### Task instructions
Repeat all entries exactly.

Items from a figure collection
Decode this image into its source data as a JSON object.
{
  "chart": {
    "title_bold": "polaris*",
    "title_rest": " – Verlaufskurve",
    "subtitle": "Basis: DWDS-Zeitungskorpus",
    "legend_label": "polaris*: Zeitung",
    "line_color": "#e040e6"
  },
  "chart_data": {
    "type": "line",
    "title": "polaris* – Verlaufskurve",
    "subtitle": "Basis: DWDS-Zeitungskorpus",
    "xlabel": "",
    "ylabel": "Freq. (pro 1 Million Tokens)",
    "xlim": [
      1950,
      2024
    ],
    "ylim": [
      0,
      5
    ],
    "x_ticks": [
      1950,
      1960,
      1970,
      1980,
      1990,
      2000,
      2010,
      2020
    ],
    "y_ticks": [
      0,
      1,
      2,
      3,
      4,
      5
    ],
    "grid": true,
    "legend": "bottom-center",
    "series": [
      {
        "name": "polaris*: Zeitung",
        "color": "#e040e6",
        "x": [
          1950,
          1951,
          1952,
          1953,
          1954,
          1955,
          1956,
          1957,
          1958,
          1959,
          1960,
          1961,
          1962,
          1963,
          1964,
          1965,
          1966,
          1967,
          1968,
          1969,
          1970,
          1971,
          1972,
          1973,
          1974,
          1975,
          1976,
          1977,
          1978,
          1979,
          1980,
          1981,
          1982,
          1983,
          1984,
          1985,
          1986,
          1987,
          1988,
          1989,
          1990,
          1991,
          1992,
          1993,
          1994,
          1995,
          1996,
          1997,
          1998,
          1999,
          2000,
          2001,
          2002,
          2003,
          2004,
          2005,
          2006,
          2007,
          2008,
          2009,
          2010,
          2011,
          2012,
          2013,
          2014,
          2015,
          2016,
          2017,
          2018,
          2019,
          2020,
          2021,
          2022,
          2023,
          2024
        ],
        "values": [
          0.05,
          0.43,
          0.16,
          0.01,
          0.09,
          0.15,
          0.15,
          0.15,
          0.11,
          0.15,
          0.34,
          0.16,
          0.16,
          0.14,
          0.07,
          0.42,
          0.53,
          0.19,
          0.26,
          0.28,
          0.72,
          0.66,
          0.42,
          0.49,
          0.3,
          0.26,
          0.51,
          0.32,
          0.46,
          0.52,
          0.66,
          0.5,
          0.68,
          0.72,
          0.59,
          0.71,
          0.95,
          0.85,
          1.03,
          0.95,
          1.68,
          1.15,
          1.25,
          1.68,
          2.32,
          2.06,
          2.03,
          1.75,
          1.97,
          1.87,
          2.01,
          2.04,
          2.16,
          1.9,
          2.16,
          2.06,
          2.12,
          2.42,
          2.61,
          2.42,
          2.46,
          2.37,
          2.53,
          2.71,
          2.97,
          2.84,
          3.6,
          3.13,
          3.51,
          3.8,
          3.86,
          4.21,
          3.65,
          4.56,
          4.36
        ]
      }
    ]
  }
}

### Output below
Decode this image into its source data as a JSON object.
{
  "chart": {
    "title_bold": "polaris*",
    "title_rest": " – Verlaufskurve",
    "subtitle": "Basis: DWDS-Zeitungskorpus",
    "legend_label": "polaris*: Zeitung",
    "line_color": "#e040e6"
  },
  "chart_data": {
    "type": "line",
    "title": "polaris* – Verlaufskurve",
    "subtitle": "Basis: DWDS-Zeitungskorpus",
    "xlabel": "",
    "ylabel": "Freq. (pro 1 Million Tokens)",
    "xlim": [
      1950,
      2024
    ],
    "ylim": [
      0,
      5
    ],
    "x_ticks": [
      1950,
      1960,
      1970,
      1980,
      1990,
      2000,
      2010,
      2020
    ],
    "y_ticks": [
      0,
      1,
      2,
      3,
      4,
      5
    ],
    "grid": true,
    "legend": "bottom-center",
    "series": [
      {
        "name": "polaris*: Zeitung",
        "color": "#e040e6",
        "x": [
          1950,
          1951,
          1952,
          1953,
          1954,
          1955,
          1956,
          1957,
          1958,
          1959,
          1960,
          1961,
          1962,
          1963,
          1964,
          1965,
          1966,
          1967,
          1968,
          1969,
          1970,
          1971,
          1972,
          1973,
          1974,
          1975,
          1976,
          1977,
          1978,
          1979,
          1980,
          1981,
          1982,
          1983,
          1984,
          1985,
          1986,
          1987,
          1988,
          1989,
          1990,
          1991,
          1992,
          1993,
          1994,
          1995,
          1996,
          1997,
          1998,
          1999,
          2000,
          2001,
          2002,
          2003,
          2004,
          2005,
          2006,
          2007,
          2008,
          2009,
          2010,
          2011,
          2012,
          2013,
          2014,
          2015,
          2016,
          2017,
          2018,
          2019,
          2020,
          2021,
          2022,
          2023,
          2024
        ],
        "values": [
          0.05,
          0.43,
          0.16,
          0.01,
          0.09,
          0.15,
          0.15,
          0.15,
          0.11,
          0.15,
          0.34,
          0.16,
          0.16,
          0.14,
          0.07,
          0.42,
          0.53,
          0.19,
          0.26,
          0.28,
          0.72,
          0.66,
          0.42,
          0.49,
          0.3,
          0.26,
          0.51,
          0.32,
          0.46,
          0.52,
          0.66,
          0.5,
          0.68,
          0.72,
          0.59,
          0.71,
          0.95,
          0.85,
          1.03,
          0.95,
          1.68,
          1.15,
          1.25,
          1.68,
          2.32,
          2.06,
          2.03,
          1.75,
          1.97,
          1.87,
          2.01,
          2.04,
          2.16,
          1.9,
          2.16,
          2.06,
          2.12,
          2.42,
          2.61,
          2.42,
          2.46,
          2.37,
          2.53,
          2.71,
          2.97,
          2.84,
          3.6,
          3.13,
          3.51,
          3.8,
          3.86,
          4.21,
          3.65,
          4.56,
          4.36
        ]
      }
    ]
  }
}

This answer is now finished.